OBJECTIVE
Find every line in the records below that contains the word "color", and copy each such line.

· · · ·

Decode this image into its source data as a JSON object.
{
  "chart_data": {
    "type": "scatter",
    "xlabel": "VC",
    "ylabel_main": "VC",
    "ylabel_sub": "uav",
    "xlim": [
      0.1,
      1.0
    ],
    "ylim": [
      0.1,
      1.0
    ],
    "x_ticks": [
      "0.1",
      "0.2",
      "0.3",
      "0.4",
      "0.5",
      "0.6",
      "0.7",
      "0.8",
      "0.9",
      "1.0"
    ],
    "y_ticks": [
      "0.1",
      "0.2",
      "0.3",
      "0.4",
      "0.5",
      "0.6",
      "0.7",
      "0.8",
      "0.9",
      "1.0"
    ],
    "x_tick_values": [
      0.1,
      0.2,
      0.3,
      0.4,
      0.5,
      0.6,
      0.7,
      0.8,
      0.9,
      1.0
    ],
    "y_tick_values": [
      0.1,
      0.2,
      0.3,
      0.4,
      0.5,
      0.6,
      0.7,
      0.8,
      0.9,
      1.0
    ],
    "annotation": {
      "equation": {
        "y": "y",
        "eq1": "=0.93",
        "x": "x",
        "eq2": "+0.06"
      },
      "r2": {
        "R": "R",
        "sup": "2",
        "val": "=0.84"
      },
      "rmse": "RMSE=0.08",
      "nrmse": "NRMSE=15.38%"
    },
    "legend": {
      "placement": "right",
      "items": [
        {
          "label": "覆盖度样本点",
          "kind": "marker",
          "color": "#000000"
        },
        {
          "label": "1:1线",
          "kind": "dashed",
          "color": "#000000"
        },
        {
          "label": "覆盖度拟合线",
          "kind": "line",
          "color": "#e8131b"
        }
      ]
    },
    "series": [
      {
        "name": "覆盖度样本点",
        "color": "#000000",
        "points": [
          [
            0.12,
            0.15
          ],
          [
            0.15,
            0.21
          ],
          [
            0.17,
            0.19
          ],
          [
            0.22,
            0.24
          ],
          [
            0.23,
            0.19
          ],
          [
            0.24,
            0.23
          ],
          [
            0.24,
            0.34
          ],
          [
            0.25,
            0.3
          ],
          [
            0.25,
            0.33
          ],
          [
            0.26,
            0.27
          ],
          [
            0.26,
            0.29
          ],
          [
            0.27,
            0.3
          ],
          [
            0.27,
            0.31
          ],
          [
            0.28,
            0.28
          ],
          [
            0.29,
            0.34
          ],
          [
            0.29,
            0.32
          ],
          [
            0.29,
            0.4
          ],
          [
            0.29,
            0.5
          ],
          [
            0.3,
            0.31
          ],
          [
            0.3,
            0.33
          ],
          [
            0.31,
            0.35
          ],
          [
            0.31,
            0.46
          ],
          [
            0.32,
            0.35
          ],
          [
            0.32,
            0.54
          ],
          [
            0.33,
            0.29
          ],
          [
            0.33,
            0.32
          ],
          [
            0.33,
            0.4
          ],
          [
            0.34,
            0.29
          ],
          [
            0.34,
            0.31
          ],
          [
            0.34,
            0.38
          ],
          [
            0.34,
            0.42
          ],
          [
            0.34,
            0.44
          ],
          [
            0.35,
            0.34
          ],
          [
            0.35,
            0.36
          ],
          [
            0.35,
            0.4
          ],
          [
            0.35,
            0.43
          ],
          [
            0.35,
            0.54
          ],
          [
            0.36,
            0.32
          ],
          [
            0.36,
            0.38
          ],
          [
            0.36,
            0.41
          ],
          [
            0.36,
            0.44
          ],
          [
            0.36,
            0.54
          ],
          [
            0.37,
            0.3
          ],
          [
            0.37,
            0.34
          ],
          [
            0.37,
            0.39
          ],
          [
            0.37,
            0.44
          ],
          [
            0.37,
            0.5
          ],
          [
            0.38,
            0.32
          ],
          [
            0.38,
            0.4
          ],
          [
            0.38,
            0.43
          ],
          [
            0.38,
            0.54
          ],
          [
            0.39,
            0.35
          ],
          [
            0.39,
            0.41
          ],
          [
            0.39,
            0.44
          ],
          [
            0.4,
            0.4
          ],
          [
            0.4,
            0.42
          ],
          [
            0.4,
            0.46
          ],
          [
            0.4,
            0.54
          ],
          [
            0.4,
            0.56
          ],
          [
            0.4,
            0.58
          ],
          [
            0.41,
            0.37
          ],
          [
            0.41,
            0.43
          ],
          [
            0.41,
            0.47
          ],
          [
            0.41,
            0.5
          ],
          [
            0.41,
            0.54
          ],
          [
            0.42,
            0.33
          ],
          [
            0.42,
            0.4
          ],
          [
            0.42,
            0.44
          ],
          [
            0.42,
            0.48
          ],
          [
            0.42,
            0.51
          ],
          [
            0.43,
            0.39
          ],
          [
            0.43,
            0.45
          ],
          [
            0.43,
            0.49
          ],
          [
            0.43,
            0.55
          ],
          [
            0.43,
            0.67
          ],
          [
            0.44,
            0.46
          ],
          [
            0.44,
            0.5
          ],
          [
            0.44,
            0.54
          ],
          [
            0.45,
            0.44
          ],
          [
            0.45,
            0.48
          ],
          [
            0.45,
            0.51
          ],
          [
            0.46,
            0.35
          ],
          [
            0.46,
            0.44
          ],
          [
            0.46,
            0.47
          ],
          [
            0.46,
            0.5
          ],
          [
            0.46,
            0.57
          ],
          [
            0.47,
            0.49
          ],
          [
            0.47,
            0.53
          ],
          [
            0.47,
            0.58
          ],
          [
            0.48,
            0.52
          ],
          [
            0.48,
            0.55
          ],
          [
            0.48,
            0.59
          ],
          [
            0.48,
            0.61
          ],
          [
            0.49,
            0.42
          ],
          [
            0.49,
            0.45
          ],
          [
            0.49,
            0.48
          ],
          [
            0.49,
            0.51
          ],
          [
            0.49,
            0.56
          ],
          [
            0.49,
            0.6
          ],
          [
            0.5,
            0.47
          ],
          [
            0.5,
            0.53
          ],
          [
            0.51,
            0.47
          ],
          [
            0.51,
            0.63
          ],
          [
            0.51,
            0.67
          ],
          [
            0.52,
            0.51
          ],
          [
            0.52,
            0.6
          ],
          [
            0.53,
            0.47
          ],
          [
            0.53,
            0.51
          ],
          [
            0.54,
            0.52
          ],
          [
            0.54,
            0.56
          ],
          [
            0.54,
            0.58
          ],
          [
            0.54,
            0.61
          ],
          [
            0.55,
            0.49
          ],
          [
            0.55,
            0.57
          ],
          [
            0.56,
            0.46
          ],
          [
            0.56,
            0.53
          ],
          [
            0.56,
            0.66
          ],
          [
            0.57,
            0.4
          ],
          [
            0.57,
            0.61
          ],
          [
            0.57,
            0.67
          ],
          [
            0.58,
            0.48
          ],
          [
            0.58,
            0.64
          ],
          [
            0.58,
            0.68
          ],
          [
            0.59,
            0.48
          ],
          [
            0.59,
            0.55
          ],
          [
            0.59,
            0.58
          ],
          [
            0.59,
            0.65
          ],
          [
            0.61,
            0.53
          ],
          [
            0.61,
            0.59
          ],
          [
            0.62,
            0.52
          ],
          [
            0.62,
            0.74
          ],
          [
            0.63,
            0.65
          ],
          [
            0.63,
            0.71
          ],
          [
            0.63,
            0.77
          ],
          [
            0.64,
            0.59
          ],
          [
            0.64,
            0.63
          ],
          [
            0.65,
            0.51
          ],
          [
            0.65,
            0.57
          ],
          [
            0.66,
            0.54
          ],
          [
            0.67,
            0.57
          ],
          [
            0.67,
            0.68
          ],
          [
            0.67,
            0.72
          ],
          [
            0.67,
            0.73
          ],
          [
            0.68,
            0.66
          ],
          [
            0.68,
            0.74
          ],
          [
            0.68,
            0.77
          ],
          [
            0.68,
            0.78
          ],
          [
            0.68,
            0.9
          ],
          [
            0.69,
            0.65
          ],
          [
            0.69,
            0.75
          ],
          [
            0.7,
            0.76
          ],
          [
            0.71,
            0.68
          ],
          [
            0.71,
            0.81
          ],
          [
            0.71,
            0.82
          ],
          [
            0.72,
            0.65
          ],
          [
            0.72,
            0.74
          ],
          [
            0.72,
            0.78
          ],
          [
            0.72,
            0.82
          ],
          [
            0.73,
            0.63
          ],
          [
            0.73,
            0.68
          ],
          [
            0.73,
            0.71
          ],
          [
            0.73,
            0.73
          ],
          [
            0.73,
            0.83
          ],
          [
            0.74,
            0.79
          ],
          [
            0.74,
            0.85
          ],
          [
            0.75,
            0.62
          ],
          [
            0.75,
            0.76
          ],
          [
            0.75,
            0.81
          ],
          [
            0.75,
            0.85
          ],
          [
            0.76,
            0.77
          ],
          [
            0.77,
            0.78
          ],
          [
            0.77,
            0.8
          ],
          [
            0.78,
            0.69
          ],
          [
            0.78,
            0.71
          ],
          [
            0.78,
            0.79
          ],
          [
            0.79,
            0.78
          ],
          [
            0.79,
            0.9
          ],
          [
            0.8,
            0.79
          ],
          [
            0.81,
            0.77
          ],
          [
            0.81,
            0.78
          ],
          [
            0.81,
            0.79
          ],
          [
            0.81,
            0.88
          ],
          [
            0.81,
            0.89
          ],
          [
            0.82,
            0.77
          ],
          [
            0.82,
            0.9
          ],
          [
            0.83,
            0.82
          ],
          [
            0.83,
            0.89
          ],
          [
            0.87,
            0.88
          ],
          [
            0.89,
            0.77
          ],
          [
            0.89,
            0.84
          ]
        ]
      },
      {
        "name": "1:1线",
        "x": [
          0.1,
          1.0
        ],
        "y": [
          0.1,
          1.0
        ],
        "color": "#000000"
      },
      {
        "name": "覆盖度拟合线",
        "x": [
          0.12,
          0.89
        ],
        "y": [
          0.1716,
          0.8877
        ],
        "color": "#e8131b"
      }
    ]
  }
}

· · · ·

THE OUTPUT
          "color": "#000000"
          "color": "#000000"
          "color": "#e8131b"
        "color": "#000000",
        "color": "#000000"
        "color": "#e8131b"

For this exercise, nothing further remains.